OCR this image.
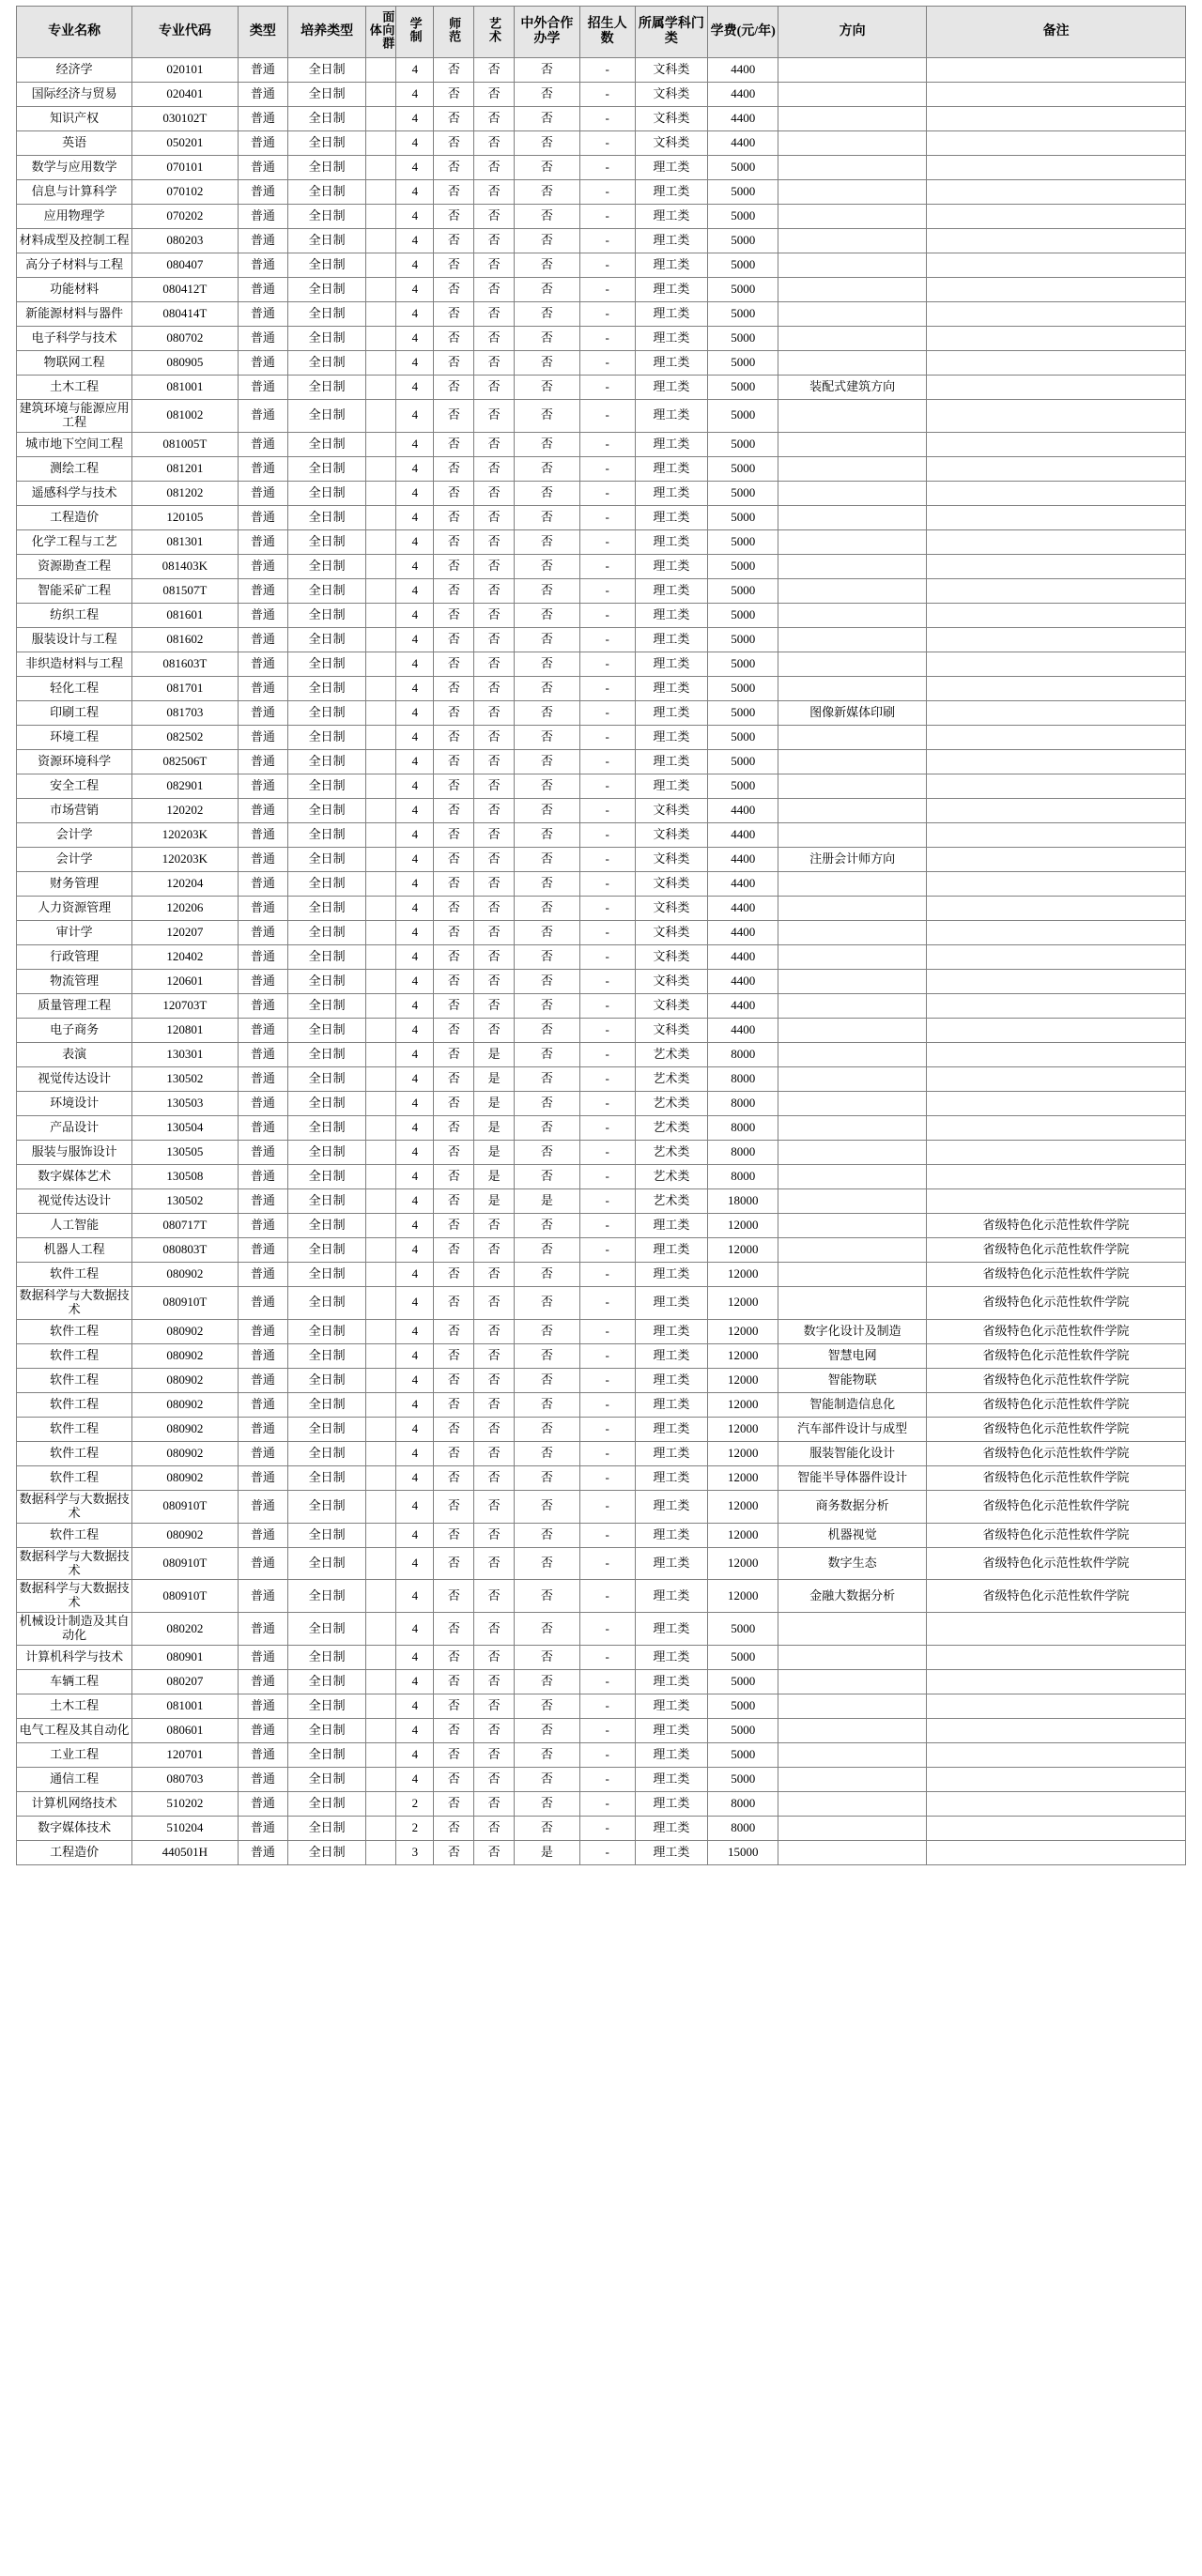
专业名称	专业代码	类型	培养类型	面向群体	学制	师范	艺术	中外合作办学	招生人数	所属学科门类	学费(元/年)	方向	备注
经济学	020101	普通	全日制		4	否	否	否	-	文科类	4400		
国际经济与贸易	020401	普通	全日制		4	否	否	否	-	文科类	4400		
知识产权	030102T	普通	全日制		4	否	否	否	-	文科类	4400		
英语	050201	普通	全日制		4	否	否	否	-	文科类	4400		
数学与应用数学	070101	普通	全日制		4	否	否	否	-	理工类	5000		
信息与计算科学	070102	普通	全日制		4	否	否	否	-	理工类	5000		
应用物理学	070202	普通	全日制		4	否	否	否	-	理工类	5000		
材料成型及控制工程	080203	普通	全日制		4	否	否	否	-	理工类	5000		
高分子材料与工程	080407	普通	全日制		4	否	否	否	-	理工类	5000		
功能材料	080412T	普通	全日制		4	否	否	否	-	理工类	5000		
新能源材料与器件	080414T	普通	全日制		4	否	否	否	-	理工类	5000		
电子科学与技术	080702	普通	全日制		4	否	否	否	-	理工类	5000		
物联网工程	080905	普通	全日制		4	否	否	否	-	理工类	5000		
土木工程	081001	普通	全日制		4	否	否	否	-	理工类	5000	装配式建筑方向	
建筑环境与能源应用工程	081002	普通	全日制		4	否	否	否	-	理工类	5000		
城市地下空间工程	081005T	普通	全日制		4	否	否	否	-	理工类	5000		
测绘工程	081201	普通	全日制		4	否	否	否	-	理工类	5000		
遥感科学与技术	081202	普通	全日制		4	否	否	否	-	理工类	5000		
工程造价	120105	普通	全日制		4	否	否	否	-	理工类	5000		
化学工程与工艺	081301	普通	全日制		4	否	否	否	-	理工类	5000		
资源勘查工程	081403K	普通	全日制		4	否	否	否	-	理工类	5000		
智能采矿工程	081507T	普通	全日制		4	否	否	否	-	理工类	5000		
纺织工程	081601	普通	全日制		4	否	否	否	-	理工类	5000		
服装设计与工程	081602	普通	全日制		4	否	否	否	-	理工类	5000		
非织造材料与工程	081603T	普通	全日制		4	否	否	否	-	理工类	5000		
轻化工程	081701	普通	全日制		4	否	否	否	-	理工类	5000		
印刷工程	081703	普通	全日制		4	否	否	否	-	理工类	5000	图像新媒体印刷	
环境工程	082502	普通	全日制		4	否	否	否	-	理工类	5000		
资源环境科学	082506T	普通	全日制		4	否	否	否	-	理工类	5000		
安全工程	082901	普通	全日制		4	否	否	否	-	理工类	5000		
市场营销	120202	普通	全日制		4	否	否	否	-	文科类	4400		
会计学	120203K	普通	全日制		4	否	否	否	-	文科类	4400		
会计学	120203K	普通	全日制		4	否	否	否	-	文科类	4400	注册会计师方向	
财务管理	120204	普通	全日制		4	否	否	否	-	文科类	4400		
人力资源管理	120206	普通	全日制		4	否	否	否	-	文科类	4400		
审计学	120207	普通	全日制		4	否	否	否	-	文科类	4400		
行政管理	120402	普通	全日制		4	否	否	否	-	文科类	4400		
物流管理	120601	普通	全日制		4	否	否	否	-	文科类	4400		
质量管理工程	120703T	普通	全日制		4	否	否	否	-	文科类	4400		
电子商务	120801	普通	全日制		4	否	否	否	-	文科类	4400		
表演	130301	普通	全日制		4	否	是	否	-	艺术类	8000		
视觉传达设计	130502	普通	全日制		4	否	是	否	-	艺术类	8000		
环境设计	130503	普通	全日制		4	否	是	否	-	艺术类	8000		
产品设计	130504	普通	全日制		4	否	是	否	-	艺术类	8000		
服装与服饰设计	130505	普通	全日制		4	否	是	否	-	艺术类	8000		
数字媒体艺术	130508	普通	全日制		4	否	是	否	-	艺术类	8000		
视觉传达设计	130502	普通	全日制		4	否	是	是	-	艺术类	18000		
人工智能	080717T	普通	全日制		4	否	否	否	-	理工类	12000		省级特色化示范性软件学院
机器人工程	080803T	普通	全日制		4	否	否	否	-	理工类	12000		省级特色化示范性软件学院
软件工程	080902	普通	全日制		4	否	否	否	-	理工类	12000		省级特色化示范性软件学院
数据科学与大数据技术	080910T	普通	全日制		4	否	否	否	-	理工类	12000		省级特色化示范性软件学院
软件工程	080902	普通	全日制		4	否	否	否	-	理工类	12000	数字化设计及制造	省级特色化示范性软件学院
软件工程	080902	普通	全日制		4	否	否	否	-	理工类	12000	智慧电网	省级特色化示范性软件学院
软件工程	080902	普通	全日制		4	否	否	否	-	理工类	12000	智能物联	省级特色化示范性软件学院
软件工程	080902	普通	全日制		4	否	否	否	-	理工类	12000	智能制造信息化	省级特色化示范性软件学院
软件工程	080902	普通	全日制		4	否	否	否	-	理工类	12000	汽车部件设计与成型	省级特色化示范性软件学院
软件工程	080902	普通	全日制		4	否	否	否	-	理工类	12000	服装智能化设计	省级特色化示范性软件学院
软件工程	080902	普通	全日制		4	否	否	否	-	理工类	12000	智能半导体器件设计	省级特色化示范性软件学院
数据科学与大数据技术	080910T	普通	全日制		4	否	否	否	-	理工类	12000	商务数据分析	省级特色化示范性软件学院
软件工程	080902	普通	全日制		4	否	否	否	-	理工类	12000	机器视觉	省级特色化示范性软件学院
数据科学与大数据技术	080910T	普通	全日制		4	否	否	否	-	理工类	12000	数字生态	省级特色化示范性软件学院
数据科学与大数据技术	080910T	普通	全日制		4	否	否	否	-	理工类	12000	金融大数据分析	省级特色化示范性软件学院
机械设计制造及其自动化	080202	普通	全日制		4	否	否	否	-	理工类	5000		
计算机科学与技术	080901	普通	全日制		4	否	否	否	-	理工类	5000		
车辆工程	080207	普通	全日制		4	否	否	否	-	理工类	5000		
土木工程	081001	普通	全日制		4	否	否	否	-	理工类	5000		
电气工程及其自动化	080601	普通	全日制		4	否	否	否	-	理工类	5000		
工业工程	120701	普通	全日制		4	否	否	否	-	理工类	5000		
通信工程	080703	普通	全日制		4	否	否	否	-	理工类	5000		
计算机网络技术	510202	普通	全日制		2	否	否	否	-	理工类	8000		
数字媒体技术	510204	普通	全日制		2	否	否	否	-	理工类	8000		
工程造价	440501H	普通	全日制		3	否	否	是	-	理工类	15000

### Goal
Scan the listing above. Gather each line that contains the word "数据科学与大数据技术".

### Final answer
数据科学与大数据技术	080910T	普通	全日制		4	否	否	否	-	理工类	12000		省级特色化示范性软件学院
数据科学与大数据技术	080910T	普通	全日制		4	否	否	否	-	理工类	12000	商务数据分析	省级特色化示范性软件学院
数据科学与大数据技术	080910T	普通	全日制		4	否	否	否	-	理工类	12000	数字生态	省级特色化示范性软件学院
数据科学与大数据技术	080910T	普通	全日制		4	否	否	否	-	理工类	12000	金融大数据分析	省级特色化示范性软件学院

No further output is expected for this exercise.